Brief = Copy the records below exactly, omitting any pictures they contain.
*** Material
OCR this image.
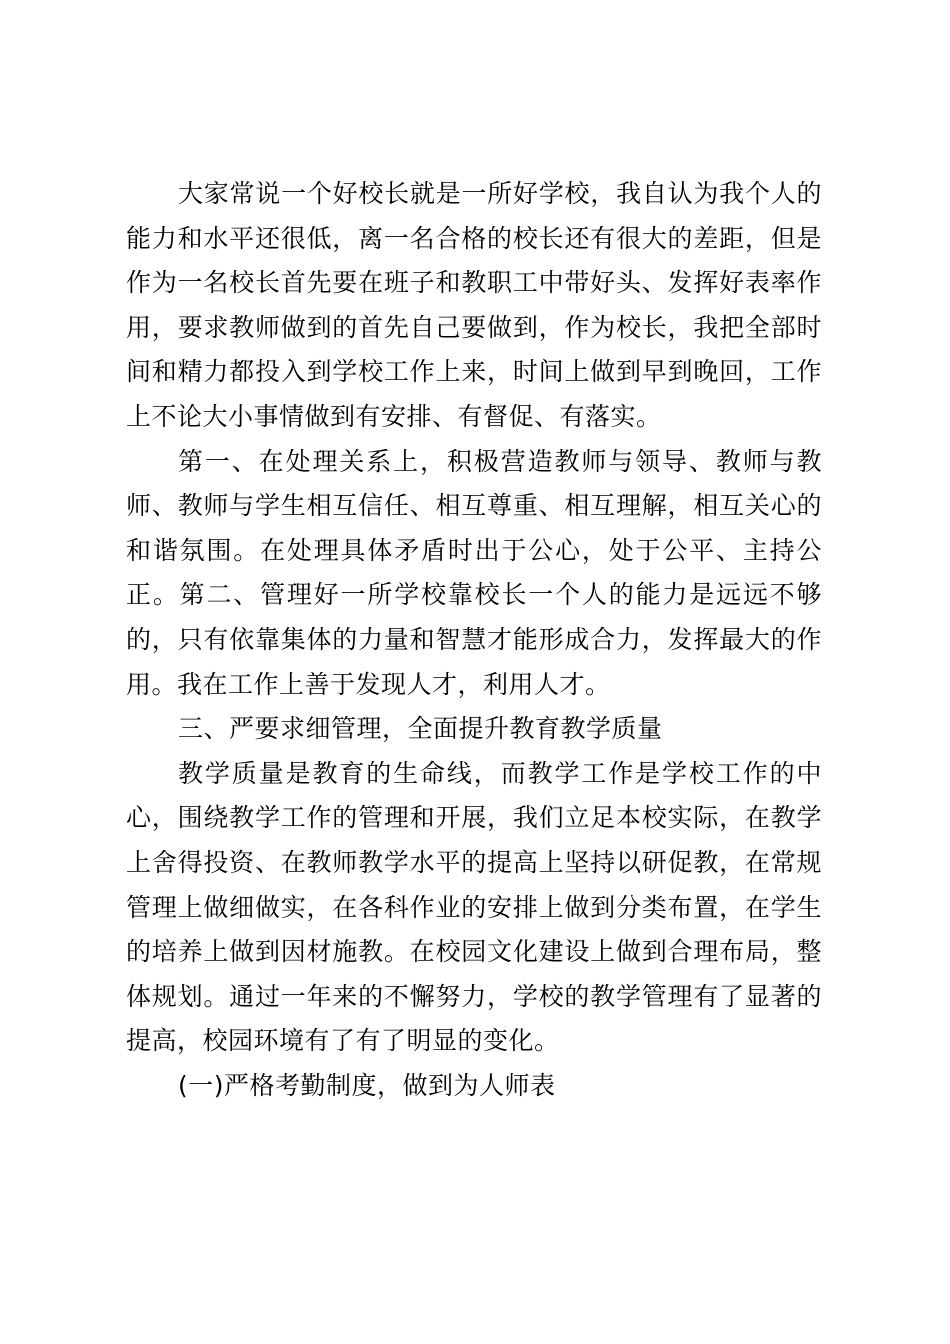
大家常说一个好校长就是一所好学校，我自认为我个人的能力和水平还很低，离一名合格的校长还有很大的差距，但是作为一名校长首先要在班子和教职工中带好头、发挥好表率作用，要求教师做到的首先自己要做到，作为校长，我把全部时间和精力都投入到学校工作上来，时间上做到早到晚回，工作上不论大小事情做到有安排、有督促、有落实。

第一、在处理关系上，积极营造教师与领导、教师与教师、教师与学生相互信任、相互尊重、相互理解，相互关心的和谐氛围。在处理具体矛盾时出于公心，处于公平、主持公正。第二、管理好一所学校靠校长一个人的能力是远远不够的，只有依靠集体的力量和智慧才能形成合力，发挥最大的作用。我在工作上善于发现人才，利用人才。

三、严要求细管理，全面提升教育教学质量

教学质量是教育的生命线，而教学工作是学校工作的中心，围绕教学工作的管理和开展，我们立足本校实际，在教学上舍得投资、在教师教学水平的提高上坚持以研促教，在常规管理上做细做实，在各科作业的安排上做到分类布置，在学生的培养上做到因材施教。在校园文化建设上做到合理布局，整体规划。通过一年来的不懈努力，学校的教学管理有了显著的提高，校园环境有了有了明显的变化。

(一)严格考勤制度，做到为人师表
******
Output of the exercise =
OCR this image.
大家常说一个好校长就是一所好学校，我自认为我个人的能力和水平还很低，离一名合格的校长还有很大的差距，但是作为一名校长首先要在班子和教职工中带好头、发挥好表率作用，要求教师做到的首先自己要做到，作为校长，我把全部时间和精力都投入到学校工作上来，时间上做到早到晚回，工作上不论大小事情做到有安排、有督促、有落实。

第一、在处理关系上，积极营造教师与领导、教师与教师、教师与学生相互信任、相互尊重、相互理解，相互关心的和谐氛围。在处理具体矛盾时出于公心，处于公平、主持公正。第二、管理好一所学校靠校长一个人的能力是远远不够的，只有依靠集体的力量和智慧才能形成合力，发挥最大的作用。我在工作上善于发现人才，利用人才。

三、严要求细管理，全面提升教育教学质量

教学质量是教育的生命线，而教学工作是学校工作的中心，围绕教学工作的管理和开展，我们立足本校实际，在教学上舍得投资、在教师教学水平的提高上坚持以研促教，在常规管理上做细做实，在各科作业的安排上做到分类布置，在学生的培养上做到因材施教。在校园文化建设上做到合理布局，整体规划。通过一年来的不懈努力，学校的教学管理有了显著的提高，校园环境有了有了明显的变化。

(一)严格考勤制度，做到为人师表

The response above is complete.